## [Aim]
Copy out the entries below precisely; nothing is to be omitted.

-------

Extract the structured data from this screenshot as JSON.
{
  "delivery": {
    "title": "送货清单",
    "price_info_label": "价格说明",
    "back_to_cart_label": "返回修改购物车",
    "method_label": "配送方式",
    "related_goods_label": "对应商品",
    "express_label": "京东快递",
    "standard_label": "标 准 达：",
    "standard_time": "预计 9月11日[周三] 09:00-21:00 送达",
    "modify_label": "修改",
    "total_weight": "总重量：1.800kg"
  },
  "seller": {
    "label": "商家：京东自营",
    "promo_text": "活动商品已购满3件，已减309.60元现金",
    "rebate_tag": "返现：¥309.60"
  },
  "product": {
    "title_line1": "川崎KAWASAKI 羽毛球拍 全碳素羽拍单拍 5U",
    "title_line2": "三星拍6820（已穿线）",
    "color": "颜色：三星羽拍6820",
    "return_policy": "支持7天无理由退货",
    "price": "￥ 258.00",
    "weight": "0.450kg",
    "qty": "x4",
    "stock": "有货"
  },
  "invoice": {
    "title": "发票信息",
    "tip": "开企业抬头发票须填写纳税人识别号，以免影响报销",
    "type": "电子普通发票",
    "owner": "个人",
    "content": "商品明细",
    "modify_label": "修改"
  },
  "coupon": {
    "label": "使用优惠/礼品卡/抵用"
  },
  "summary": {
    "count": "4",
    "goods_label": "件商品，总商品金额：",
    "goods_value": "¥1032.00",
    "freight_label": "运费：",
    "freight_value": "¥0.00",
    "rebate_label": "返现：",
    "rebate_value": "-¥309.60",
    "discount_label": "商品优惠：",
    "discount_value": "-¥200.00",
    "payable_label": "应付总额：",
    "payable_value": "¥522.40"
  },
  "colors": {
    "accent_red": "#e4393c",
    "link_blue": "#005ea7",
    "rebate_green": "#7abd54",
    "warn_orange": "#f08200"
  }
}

-------

## [Result of the task]
Extract the structured data from this screenshot as JSON.
{
  "delivery": {
    "title": "送货清单",
    "price_info_label": "价格说明",
    "back_to_cart_label": "返回修改购物车",
    "method_label": "配送方式",
    "related_goods_label": "对应商品",
    "express_label": "京东快递",
    "standard_label": "标 准 达：",
    "standard_time": "预计 9月11日[周三] 09:00-21:00 送达",
    "modify_label": "修改",
    "total_weight": "总重量：1.800kg"
  },
  "seller": {
    "label": "商家：京东自营",
    "promo_text": "活动商品已购满3件，已减309.60元现金",
    "rebate_tag": "返现：¥309.60"
  },
  "product": {
    "title_line1": "川崎KAWASAKI 羽毛球拍 全碳素羽拍单拍 5U",
    "title_line2": "三星拍6820（已穿线）",
    "color": "颜色：三星羽拍6820",
    "return_policy": "支持7天无理由退货",
    "price": "￥ 258.00",
    "weight": "0.450kg",
    "qty": "x4",
    "stock": "有货"
  },
  "invoice": {
    "title": "发票信息",
    "tip": "开企业抬头发票须填写纳税人识别号，以免影响报销",
    "type": "电子普通发票",
    "owner": "个人",
    "content": "商品明细",
    "modify_label": "修改"
  },
  "coupon": {
    "label": "使用优惠/礼品卡/抵用"
  },
  "summary": {
    "count": "4",
    "goods_label": "件商品，总商品金额：",
    "goods_value": "¥1032.00",
    "freight_label": "运费：",
    "freight_value": "¥0.00",
    "rebate_label": "返现：",
    "rebate_value": "-¥309.60",
    "discount_label": "商品优惠：",
    "discount_value": "-¥200.00",
    "payable_label": "应付总额：",
    "payable_value": "¥522.40"
  },
  "colors": {
    "accent_red": "#e4393c",
    "link_blue": "#005ea7",
    "rebate_green": "#7abd54",
    "warn_orange": "#f08200"
  }
}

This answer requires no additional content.